Begin

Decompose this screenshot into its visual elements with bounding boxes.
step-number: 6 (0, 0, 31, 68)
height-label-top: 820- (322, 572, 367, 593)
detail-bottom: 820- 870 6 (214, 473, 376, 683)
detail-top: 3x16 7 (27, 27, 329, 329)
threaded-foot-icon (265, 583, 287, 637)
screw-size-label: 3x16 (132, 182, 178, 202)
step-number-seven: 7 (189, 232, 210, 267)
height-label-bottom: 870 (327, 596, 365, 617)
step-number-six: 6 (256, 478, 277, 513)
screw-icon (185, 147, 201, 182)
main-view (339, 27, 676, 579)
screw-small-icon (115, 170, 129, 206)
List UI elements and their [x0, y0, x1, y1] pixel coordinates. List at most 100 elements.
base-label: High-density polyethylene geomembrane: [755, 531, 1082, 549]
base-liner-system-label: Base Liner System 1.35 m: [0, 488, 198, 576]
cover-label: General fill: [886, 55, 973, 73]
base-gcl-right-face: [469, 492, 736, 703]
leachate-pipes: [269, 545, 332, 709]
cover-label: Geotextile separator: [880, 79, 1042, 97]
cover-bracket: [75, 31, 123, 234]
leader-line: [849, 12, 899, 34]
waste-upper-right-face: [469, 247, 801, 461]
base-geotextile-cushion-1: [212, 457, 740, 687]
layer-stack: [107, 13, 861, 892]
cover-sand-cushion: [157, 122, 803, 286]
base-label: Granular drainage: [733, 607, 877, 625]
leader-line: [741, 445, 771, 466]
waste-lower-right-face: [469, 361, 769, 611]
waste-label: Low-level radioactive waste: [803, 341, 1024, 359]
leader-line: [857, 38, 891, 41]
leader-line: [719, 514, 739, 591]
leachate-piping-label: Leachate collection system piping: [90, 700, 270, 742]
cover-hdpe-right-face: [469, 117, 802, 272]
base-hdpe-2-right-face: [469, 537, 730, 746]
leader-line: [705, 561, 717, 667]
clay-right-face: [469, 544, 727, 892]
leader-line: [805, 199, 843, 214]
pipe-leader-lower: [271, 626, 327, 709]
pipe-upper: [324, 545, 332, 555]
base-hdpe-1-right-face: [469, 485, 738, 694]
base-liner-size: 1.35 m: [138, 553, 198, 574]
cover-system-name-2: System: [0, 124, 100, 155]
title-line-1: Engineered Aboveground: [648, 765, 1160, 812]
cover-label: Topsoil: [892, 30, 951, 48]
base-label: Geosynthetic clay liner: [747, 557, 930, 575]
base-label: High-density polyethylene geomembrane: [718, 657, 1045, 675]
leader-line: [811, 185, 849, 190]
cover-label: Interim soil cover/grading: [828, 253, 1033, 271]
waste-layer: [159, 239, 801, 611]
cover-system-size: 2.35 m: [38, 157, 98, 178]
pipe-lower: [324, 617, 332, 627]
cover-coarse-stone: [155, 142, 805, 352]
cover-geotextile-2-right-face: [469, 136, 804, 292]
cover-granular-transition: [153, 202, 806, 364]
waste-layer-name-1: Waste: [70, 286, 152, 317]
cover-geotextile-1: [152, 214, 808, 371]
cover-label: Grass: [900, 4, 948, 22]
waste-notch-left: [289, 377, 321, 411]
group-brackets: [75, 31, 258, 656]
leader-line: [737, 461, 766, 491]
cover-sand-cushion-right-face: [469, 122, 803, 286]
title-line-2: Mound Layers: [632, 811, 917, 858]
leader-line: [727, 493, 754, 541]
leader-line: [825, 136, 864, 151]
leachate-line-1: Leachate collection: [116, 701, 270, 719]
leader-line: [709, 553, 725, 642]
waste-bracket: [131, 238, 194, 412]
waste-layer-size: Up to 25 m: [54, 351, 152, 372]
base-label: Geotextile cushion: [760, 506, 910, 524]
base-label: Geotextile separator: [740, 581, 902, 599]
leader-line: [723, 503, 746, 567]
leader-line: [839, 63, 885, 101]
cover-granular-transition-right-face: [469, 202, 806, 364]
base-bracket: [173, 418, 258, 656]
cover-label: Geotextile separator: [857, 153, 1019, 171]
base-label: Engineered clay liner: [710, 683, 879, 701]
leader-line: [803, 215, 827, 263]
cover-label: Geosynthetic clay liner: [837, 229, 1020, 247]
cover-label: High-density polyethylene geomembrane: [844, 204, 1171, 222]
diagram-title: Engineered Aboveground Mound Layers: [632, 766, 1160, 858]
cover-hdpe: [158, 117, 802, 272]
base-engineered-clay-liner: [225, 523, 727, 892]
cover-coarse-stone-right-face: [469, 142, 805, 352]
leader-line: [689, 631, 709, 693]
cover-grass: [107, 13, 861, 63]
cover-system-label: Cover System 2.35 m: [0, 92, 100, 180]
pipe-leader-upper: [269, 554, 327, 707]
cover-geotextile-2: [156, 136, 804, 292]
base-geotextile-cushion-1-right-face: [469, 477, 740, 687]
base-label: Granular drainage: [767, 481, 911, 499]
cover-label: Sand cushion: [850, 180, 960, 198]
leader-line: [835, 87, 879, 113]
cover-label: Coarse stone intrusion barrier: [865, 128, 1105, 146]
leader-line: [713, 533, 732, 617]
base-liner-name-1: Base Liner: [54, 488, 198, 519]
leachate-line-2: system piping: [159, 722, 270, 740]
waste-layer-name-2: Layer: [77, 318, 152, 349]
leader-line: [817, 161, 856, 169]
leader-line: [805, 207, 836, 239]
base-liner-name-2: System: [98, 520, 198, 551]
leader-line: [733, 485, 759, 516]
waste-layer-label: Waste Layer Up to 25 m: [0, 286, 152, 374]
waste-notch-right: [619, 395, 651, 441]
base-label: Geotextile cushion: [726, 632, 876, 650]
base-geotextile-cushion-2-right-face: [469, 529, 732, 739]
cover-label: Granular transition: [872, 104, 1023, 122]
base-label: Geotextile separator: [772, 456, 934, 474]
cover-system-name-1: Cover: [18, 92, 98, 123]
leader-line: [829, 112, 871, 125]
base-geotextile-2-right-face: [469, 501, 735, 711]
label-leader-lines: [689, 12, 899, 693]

End

-- TO BE DONE --
Copy the records verbatim from the first line through the line containing "pipe-leader-lower: [271, 626, 327, 709]", including both of those lines.

-- OUTPUT FOR THIS TASK --
Decompose this screenshot into its visual elements with bounding boxes.
step-number: 6 (0, 0, 31, 68)
height-label-top: 820- (322, 572, 367, 593)
detail-bottom: 820- 870 6 (214, 473, 376, 683)
detail-top: 3x16 7 (27, 27, 329, 329)
threaded-foot-icon (265, 583, 287, 637)
screw-size-label: 3x16 (132, 182, 178, 202)
step-number-seven: 7 (189, 232, 210, 267)
height-label-bottom: 870 (327, 596, 365, 617)
step-number-six: 6 (256, 478, 277, 513)
screw-icon (185, 147, 201, 182)
main-view (339, 27, 676, 579)
screw-small-icon (115, 170, 129, 206)
List UI elements and their [x0, y0, x1, y1] pixel coordinates. List at most 100 elements.
base-label: High-density polyethylene geomembrane: [755, 531, 1082, 549]
base-liner-system-label: Base Liner System 1.35 m: [0, 488, 198, 576]
cover-label: General fill: [886, 55, 973, 73]
base-gcl-right-face: [469, 492, 736, 703]
leachate-pipes: [269, 545, 332, 709]
cover-label: Geotextile separator: [880, 79, 1042, 97]
cover-bracket: [75, 31, 123, 234]
leader-line: [849, 12, 899, 34]
waste-upper-right-face: [469, 247, 801, 461]
base-geotextile-cushion-1: [212, 457, 740, 687]
layer-stack: [107, 13, 861, 892]
cover-sand-cushion: [157, 122, 803, 286]
base-label: Granular drainage: [733, 607, 877, 625]
leader-line: [741, 445, 771, 466]
waste-lower-right-face: [469, 361, 769, 611]
waste-label: Low-level radioactive waste: [803, 341, 1024, 359]
leader-line: [857, 38, 891, 41]
leader-line: [719, 514, 739, 591]
leachate-piping-label: Leachate collection system piping: [90, 700, 270, 742]
cover-hdpe-right-face: [469, 117, 802, 272]
base-hdpe-2-right-face: [469, 537, 730, 746]
leader-line: [705, 561, 717, 667]
clay-right-face: [469, 544, 727, 892]
leader-line: [805, 199, 843, 214]
pipe-leader-lower: [271, 626, 327, 709]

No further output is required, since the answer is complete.